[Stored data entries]
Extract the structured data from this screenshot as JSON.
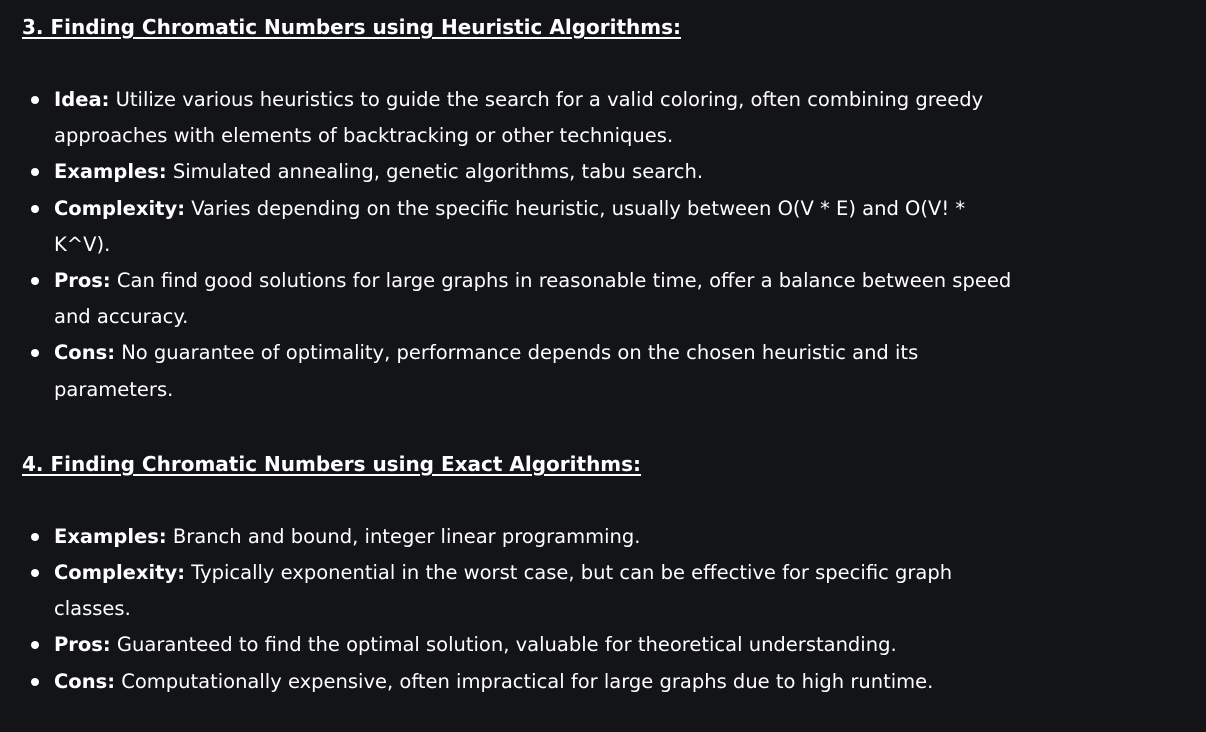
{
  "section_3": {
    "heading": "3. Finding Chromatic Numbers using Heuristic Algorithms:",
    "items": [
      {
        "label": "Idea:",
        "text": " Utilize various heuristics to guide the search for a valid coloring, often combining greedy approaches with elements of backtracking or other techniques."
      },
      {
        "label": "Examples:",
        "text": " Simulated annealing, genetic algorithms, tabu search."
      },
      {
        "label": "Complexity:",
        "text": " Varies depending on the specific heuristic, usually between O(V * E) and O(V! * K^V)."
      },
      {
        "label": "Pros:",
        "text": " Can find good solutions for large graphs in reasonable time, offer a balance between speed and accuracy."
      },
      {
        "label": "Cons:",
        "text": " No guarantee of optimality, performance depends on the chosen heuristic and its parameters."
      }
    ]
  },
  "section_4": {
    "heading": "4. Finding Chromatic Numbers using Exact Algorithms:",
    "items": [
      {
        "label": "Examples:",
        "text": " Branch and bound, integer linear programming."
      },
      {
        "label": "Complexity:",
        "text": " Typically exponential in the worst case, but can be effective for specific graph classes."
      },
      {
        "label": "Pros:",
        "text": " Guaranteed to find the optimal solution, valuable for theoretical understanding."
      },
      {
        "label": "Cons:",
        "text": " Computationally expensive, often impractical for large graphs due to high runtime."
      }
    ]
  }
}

→ **Exercise objective**
Gather every line containing the word "often" and copy it.

→ **Solution**
        "text": " Utilize various heuristics to guide the search for a valid coloring, often combining greedy approaches with elements of backtracking or other techniques."
        "text": " Computationally expensive, often impractical for large graphs due to high runtime."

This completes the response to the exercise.